• [Data]:
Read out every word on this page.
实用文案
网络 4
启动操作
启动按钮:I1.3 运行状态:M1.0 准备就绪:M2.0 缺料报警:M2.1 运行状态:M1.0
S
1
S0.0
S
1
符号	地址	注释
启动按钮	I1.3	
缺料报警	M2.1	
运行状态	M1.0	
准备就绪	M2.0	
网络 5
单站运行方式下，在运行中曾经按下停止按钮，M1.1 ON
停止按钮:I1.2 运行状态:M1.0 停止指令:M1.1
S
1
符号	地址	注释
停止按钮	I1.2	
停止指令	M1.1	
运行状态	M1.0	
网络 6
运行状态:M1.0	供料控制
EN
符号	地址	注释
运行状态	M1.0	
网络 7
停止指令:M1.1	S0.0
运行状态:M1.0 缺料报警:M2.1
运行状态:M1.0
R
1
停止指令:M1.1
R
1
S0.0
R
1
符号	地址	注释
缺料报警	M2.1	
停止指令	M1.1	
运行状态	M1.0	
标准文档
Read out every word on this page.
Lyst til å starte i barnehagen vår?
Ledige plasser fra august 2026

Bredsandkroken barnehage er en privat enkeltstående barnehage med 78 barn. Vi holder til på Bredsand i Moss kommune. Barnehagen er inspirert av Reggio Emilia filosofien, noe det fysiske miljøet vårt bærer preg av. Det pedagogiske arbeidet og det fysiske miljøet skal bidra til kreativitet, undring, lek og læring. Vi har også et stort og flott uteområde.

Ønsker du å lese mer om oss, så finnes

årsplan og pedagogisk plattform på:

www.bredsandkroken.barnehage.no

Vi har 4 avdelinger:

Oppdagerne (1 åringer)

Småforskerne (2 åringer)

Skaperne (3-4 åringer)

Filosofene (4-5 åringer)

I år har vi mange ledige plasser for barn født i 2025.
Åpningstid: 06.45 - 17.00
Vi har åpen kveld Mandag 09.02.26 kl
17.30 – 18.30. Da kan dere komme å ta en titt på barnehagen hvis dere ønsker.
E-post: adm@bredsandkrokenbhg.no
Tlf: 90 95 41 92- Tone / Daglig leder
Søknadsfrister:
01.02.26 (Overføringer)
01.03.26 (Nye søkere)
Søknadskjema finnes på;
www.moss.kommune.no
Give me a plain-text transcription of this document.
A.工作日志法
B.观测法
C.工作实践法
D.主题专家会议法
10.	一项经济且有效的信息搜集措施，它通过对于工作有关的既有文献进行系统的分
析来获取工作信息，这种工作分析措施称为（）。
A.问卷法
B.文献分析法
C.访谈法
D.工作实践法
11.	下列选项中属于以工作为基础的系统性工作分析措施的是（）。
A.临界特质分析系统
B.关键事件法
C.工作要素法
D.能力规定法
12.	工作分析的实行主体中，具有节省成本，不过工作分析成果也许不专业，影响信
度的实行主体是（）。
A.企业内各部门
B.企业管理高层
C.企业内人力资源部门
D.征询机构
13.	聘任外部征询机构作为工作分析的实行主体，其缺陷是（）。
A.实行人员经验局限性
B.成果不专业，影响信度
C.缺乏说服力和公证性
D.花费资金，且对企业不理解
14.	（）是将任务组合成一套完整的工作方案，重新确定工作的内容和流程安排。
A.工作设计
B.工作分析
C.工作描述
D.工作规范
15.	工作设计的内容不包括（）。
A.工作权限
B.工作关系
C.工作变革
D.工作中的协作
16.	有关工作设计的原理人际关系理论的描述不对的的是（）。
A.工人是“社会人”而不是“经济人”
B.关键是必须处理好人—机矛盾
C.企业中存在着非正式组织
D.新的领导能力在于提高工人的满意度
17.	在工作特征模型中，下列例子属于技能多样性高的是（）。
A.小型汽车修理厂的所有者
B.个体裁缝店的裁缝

• [What is needed]: Copy every line in the records above that contains the word "启动按钮".

• [Solution to the problem]:
启动按钮:I1.3 运行状态:M1.0 准备就绪:M2.0 缺料报警:M2.1 运行状态:M1.0
启动按钮	I1.3	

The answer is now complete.